(Saved entries)
====

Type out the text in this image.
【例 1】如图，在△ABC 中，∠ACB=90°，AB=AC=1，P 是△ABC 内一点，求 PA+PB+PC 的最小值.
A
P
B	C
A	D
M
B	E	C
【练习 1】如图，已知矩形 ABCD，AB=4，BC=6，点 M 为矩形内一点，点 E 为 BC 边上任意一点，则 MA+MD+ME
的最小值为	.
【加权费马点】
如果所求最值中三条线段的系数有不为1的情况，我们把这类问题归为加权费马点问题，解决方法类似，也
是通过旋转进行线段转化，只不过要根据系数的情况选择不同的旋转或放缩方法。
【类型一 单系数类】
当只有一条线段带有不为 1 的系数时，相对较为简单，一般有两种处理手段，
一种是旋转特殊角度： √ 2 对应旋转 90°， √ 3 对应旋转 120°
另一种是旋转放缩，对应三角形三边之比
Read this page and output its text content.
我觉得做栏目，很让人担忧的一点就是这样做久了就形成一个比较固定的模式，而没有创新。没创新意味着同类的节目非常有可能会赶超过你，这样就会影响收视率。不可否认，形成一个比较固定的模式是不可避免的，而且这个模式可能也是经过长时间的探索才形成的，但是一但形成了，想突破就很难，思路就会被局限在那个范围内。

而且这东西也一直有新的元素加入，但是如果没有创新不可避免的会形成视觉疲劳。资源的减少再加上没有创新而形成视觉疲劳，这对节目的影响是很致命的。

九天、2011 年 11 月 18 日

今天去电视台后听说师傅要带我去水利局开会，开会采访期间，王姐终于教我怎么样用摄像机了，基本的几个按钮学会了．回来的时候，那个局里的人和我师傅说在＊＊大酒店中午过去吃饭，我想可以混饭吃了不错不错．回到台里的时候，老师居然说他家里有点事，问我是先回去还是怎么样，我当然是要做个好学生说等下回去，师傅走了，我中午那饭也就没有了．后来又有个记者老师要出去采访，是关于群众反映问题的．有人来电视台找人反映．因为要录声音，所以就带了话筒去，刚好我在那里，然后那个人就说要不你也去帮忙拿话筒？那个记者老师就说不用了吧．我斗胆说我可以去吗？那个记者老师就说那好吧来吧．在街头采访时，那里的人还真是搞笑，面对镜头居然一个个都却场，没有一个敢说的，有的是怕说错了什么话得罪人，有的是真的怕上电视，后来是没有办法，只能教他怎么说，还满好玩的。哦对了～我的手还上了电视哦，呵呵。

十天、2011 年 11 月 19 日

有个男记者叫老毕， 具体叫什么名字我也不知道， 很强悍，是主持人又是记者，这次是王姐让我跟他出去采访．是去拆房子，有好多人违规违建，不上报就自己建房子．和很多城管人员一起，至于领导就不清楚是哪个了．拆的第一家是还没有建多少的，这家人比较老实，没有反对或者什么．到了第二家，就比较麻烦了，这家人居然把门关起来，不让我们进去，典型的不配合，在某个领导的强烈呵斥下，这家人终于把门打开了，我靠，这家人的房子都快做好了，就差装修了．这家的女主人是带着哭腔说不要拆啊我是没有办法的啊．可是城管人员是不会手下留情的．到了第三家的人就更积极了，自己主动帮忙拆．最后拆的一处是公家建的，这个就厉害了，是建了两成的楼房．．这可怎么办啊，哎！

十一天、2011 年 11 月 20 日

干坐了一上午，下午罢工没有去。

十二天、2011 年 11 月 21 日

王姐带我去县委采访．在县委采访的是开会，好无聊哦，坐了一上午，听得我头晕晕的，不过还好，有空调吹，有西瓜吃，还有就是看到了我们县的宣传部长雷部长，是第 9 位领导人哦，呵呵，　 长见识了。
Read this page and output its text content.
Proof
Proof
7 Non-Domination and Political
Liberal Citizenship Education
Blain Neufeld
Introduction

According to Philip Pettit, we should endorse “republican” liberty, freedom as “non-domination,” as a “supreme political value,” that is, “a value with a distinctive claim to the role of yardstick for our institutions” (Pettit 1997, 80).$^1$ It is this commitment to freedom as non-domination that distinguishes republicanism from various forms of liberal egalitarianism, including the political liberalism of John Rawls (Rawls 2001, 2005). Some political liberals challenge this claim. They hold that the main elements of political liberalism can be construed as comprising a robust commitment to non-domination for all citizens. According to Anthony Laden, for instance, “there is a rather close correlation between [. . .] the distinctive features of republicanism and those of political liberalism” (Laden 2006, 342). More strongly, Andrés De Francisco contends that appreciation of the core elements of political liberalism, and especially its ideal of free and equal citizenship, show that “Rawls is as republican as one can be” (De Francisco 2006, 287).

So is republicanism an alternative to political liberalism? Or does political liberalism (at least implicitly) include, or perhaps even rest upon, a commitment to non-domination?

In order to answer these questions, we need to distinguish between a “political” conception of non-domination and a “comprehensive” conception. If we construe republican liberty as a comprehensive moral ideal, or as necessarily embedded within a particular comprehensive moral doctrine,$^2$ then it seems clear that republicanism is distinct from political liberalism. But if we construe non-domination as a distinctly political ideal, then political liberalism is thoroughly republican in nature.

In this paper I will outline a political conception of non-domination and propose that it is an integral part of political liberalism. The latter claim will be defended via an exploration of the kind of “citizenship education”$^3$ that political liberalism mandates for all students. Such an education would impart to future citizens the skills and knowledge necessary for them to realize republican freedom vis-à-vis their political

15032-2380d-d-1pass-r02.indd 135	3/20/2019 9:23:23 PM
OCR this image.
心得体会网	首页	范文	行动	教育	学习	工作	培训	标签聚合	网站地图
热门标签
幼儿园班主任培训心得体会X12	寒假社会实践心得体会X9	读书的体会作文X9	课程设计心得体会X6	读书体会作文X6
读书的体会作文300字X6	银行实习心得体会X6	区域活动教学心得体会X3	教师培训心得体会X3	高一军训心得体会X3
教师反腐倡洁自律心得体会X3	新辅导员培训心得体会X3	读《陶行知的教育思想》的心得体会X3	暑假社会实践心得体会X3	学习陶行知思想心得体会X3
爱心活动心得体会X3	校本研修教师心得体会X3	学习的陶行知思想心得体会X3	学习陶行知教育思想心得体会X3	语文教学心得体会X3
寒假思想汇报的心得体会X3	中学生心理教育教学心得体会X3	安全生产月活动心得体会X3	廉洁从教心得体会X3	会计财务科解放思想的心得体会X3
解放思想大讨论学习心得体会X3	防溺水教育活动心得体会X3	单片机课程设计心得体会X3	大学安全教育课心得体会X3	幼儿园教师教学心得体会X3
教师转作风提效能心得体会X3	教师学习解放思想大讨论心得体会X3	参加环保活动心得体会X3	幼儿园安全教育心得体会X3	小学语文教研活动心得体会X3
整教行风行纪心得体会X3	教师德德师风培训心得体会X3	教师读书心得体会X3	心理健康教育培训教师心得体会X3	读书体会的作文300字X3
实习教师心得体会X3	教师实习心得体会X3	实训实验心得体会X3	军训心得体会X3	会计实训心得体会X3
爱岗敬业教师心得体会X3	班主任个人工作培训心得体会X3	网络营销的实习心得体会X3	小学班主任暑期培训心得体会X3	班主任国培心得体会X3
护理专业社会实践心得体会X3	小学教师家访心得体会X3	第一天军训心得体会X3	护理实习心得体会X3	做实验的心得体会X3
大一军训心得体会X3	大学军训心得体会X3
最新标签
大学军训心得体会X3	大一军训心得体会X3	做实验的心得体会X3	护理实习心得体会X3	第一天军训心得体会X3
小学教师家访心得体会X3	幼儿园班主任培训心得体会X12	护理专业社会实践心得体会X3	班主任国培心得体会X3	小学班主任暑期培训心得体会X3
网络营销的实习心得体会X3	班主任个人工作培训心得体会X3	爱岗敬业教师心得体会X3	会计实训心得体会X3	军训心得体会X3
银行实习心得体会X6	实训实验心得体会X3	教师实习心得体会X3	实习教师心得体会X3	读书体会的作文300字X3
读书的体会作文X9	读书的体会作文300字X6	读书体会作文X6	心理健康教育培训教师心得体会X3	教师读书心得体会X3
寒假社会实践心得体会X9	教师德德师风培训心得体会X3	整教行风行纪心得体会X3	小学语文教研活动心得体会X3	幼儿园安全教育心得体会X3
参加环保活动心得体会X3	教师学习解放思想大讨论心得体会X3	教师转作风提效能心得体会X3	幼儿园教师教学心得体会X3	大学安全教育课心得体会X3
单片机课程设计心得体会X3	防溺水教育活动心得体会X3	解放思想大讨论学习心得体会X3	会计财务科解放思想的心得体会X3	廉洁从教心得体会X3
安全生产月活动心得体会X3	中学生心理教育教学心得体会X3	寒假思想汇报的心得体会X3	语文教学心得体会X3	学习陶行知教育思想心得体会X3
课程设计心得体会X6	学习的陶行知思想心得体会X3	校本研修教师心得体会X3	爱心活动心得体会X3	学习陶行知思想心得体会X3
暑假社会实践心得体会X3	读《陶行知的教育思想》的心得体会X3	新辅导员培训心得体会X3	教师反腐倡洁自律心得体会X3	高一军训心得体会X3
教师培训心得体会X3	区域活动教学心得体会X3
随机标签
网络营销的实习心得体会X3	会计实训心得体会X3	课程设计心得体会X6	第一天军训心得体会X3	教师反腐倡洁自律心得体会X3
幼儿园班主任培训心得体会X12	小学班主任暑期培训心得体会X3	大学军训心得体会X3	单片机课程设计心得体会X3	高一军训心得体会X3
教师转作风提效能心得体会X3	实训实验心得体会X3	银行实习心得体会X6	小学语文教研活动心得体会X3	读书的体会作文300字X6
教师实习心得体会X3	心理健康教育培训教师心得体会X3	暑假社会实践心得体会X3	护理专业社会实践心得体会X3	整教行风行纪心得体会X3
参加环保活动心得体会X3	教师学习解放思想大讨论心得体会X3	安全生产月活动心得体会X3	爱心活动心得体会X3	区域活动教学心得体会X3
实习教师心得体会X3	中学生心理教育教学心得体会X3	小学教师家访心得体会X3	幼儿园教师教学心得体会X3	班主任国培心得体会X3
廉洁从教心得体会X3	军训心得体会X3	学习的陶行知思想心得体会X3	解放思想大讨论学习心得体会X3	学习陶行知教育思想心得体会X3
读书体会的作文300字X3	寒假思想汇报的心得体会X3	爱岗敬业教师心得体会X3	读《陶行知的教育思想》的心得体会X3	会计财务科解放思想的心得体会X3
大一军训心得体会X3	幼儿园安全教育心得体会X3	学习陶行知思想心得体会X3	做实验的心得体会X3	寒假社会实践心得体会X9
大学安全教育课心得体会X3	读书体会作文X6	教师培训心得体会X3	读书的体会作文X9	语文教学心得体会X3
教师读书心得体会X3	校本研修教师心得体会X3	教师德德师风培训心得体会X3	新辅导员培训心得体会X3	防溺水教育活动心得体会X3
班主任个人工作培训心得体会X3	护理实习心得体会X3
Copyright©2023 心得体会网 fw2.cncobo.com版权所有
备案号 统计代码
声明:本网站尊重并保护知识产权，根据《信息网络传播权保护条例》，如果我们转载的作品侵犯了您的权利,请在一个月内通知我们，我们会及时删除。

====

Short problem: Check each line of the entries for the string "image". Copy the lines that have it.

Worked answer:
Type out the text in this image.
OCR this image.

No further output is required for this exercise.